__PROBLEMS__
1 - In the holiday traditions text, why did it matter who found the almond in the rice pudding? Answer in one to three sentences.
2 - Which company asked people to share their family traditions, according to the holiday traditions text?
3 - Write the next part of the holiday traditions text, picking up after its last sentence.

__TEXT EXTRACT__
We all party in different ways when the holidays roll around. No matter what you celebrate, your family members probably have a unique (read: weird) tradition that they rope everyone into carrying out year after year. Sure, they might be a little bit embarrassing, but these rituals are what make the holiday season so much fun.

The folks at New York Life Insurance Company asked people to share their family traditions. Check out their stories below! Who knows? You might even relate to a few of them.

1. Swedish Smorgasbord

“One year, my family decided to do a Swedish Smorgasbord, which was a tradition my grandma’s family used to do every year. Basically, we had a multi-course meal with foods like pickled herring, meatballs, potatoes, and creamed fish. We finished with rice pudding that had a single almond mixed in. Whoever found the almond in their dish would have good luck for the rest of the year!”

Excerpts from a layout annotation set

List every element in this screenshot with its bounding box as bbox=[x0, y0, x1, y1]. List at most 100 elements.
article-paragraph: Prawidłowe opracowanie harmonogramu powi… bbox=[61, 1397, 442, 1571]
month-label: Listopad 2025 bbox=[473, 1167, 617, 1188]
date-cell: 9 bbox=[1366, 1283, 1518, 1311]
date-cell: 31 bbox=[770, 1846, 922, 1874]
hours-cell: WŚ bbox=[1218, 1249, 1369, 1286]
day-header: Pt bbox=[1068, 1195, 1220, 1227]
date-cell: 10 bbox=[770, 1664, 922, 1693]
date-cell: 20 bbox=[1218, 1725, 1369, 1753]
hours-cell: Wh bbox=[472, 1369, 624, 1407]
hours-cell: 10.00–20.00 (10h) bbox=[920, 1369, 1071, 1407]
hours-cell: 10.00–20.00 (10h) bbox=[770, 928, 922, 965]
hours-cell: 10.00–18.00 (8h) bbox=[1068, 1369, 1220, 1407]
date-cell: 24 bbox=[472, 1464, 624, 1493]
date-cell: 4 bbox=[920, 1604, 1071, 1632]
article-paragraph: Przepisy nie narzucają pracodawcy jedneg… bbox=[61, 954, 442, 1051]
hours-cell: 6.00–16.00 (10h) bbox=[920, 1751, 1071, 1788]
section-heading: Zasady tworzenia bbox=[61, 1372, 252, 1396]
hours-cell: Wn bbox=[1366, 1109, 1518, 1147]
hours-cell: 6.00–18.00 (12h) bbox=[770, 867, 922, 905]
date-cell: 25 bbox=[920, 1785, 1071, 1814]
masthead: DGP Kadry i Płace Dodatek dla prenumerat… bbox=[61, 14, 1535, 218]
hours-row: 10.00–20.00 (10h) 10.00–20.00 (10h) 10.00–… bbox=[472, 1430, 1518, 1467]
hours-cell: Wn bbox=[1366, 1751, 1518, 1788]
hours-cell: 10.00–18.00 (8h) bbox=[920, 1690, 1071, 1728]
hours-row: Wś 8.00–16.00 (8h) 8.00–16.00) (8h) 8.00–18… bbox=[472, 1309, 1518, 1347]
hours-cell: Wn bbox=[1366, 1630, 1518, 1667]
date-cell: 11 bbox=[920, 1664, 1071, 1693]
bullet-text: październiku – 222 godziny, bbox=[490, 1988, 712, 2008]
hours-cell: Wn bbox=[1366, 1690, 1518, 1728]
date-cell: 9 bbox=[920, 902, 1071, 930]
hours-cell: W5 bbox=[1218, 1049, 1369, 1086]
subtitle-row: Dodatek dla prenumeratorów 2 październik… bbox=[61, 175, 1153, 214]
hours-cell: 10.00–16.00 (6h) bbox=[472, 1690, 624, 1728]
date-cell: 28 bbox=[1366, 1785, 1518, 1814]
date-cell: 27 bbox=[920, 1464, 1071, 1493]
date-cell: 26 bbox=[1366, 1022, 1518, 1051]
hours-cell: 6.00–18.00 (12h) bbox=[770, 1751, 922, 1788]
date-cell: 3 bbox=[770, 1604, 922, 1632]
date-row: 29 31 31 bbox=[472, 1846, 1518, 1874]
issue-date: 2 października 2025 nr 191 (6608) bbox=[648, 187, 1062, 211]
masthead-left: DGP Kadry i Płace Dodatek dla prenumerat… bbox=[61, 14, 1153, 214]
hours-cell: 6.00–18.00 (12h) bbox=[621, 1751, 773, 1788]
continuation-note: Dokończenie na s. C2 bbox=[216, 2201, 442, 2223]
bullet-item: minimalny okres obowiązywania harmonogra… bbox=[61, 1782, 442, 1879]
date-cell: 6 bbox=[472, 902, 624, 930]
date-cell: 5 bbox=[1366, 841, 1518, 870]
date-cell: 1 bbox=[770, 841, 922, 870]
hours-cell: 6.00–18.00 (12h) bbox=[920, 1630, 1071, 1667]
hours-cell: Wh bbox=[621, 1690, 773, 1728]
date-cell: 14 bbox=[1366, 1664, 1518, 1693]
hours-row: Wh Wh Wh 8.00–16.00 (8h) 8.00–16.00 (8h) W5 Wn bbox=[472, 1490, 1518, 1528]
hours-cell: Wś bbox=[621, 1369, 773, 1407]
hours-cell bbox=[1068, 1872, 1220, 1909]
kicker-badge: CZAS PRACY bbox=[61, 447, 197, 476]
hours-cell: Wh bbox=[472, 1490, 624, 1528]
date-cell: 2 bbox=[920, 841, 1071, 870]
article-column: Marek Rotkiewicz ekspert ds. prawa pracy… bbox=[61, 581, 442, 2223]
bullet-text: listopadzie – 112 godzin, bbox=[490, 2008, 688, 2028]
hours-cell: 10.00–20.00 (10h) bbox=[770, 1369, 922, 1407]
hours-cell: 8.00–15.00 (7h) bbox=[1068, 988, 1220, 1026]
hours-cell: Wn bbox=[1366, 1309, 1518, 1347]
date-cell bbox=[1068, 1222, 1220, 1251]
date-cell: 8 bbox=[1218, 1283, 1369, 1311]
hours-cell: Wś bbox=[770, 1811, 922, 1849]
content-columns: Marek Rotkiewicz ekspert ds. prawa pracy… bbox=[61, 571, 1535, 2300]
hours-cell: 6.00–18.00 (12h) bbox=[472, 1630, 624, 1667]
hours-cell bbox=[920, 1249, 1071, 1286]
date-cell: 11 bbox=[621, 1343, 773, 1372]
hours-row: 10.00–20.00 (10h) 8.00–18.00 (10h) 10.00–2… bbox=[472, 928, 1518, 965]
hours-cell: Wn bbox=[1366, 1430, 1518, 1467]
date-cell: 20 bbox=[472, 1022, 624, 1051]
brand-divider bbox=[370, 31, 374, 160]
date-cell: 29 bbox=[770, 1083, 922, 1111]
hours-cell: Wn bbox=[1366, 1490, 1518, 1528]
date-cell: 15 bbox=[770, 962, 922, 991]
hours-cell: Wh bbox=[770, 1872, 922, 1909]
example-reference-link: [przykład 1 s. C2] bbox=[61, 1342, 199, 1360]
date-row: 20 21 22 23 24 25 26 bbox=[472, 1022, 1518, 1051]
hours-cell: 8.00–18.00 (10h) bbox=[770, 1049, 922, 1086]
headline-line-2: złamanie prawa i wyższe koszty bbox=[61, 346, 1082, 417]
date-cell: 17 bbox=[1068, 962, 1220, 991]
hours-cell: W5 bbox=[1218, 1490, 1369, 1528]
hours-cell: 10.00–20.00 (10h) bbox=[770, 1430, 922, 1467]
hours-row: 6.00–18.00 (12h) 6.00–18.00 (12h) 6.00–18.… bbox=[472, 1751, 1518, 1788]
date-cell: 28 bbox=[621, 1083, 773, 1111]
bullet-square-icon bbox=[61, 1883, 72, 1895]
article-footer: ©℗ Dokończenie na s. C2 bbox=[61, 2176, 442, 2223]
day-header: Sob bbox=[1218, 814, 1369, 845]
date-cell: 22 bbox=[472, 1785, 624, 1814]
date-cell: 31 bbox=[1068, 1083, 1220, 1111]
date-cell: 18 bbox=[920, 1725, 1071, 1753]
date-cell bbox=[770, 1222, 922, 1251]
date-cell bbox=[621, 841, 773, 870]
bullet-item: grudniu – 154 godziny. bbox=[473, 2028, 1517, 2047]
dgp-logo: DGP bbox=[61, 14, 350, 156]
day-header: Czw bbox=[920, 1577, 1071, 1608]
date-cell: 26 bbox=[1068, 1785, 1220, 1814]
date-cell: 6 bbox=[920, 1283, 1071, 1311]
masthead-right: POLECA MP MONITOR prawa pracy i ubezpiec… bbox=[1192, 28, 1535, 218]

__ANSWERS FOR THIS EXERCISE__
1 - A single almond was mixed into the rice pudding that ended the meal. Whoever found it in their dish would have good luck for the rest of the year.

2 - New York Life Insurance Company.

3 -
2. A German Christmas

“My family is very German. When I was little, I would put my slippers outside of my bedroom door, and teeny-tiny shoe elves would put candy in them. It was very cool of those shoe elves to help me out like that.”

3. Holidays the Greek Way

“When I was young, my siblings and I were always excited about Santa’s visit on Christmas Eve. But at our house, we didn’t leave him milk and cookies. My mom would say that Santa probably got bored of having only milk and cookies, and that made a lot of sense to us. We would leave Ouzo (a Greek drink) and feta cheese by the fireplace instead. Hopefully Santa didn’t have any trouble navigating the sled after drinking that!”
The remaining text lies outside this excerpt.